[Entries supplied start]

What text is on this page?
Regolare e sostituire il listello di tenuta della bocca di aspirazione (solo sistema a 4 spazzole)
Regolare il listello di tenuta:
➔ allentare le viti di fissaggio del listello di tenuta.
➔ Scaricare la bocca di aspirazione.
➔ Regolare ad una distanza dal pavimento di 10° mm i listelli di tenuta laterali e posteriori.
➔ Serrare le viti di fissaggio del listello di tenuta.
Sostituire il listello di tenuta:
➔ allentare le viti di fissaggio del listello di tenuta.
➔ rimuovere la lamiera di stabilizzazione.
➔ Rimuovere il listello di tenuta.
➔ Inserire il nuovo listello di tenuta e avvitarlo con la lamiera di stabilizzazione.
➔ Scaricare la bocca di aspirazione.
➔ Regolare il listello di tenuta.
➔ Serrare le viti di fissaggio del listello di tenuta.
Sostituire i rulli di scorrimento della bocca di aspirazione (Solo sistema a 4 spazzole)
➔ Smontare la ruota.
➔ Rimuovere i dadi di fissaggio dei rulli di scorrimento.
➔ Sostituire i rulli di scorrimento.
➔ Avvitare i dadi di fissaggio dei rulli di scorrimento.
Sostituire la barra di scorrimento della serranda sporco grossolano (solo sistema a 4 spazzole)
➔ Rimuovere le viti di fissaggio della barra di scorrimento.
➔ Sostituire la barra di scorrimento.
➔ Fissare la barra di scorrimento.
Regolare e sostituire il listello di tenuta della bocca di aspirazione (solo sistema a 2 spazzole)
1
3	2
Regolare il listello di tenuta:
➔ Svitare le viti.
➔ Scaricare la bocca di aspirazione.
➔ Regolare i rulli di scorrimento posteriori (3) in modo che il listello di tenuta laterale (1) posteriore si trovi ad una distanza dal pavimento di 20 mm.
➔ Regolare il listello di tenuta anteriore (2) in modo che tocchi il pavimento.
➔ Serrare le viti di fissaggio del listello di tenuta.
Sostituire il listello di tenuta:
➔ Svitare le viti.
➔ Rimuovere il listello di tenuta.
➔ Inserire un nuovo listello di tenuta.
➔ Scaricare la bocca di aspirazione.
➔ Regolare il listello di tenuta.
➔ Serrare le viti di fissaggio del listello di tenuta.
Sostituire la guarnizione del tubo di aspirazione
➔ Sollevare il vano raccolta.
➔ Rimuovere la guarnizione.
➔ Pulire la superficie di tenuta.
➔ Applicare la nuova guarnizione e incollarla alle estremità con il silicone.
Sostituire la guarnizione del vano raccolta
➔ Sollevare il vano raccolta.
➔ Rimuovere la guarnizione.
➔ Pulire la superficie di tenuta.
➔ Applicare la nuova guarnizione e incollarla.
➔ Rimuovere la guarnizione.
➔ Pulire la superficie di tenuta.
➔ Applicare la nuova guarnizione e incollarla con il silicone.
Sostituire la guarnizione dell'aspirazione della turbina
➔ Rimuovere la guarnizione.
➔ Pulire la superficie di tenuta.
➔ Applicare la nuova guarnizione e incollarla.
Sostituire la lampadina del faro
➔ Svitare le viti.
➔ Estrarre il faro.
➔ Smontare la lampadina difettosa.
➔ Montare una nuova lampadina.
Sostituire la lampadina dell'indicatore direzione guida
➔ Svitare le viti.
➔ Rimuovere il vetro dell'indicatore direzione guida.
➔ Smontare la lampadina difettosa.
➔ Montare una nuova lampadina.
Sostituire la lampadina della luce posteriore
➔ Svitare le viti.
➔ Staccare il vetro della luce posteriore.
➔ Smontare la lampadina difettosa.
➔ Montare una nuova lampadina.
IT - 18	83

[Entries supplied end]

◆ **Exercise details**
In the records above, how many lines include the string "Regolare"? Answer with only the number.

◆ **Answer to this exercise**
9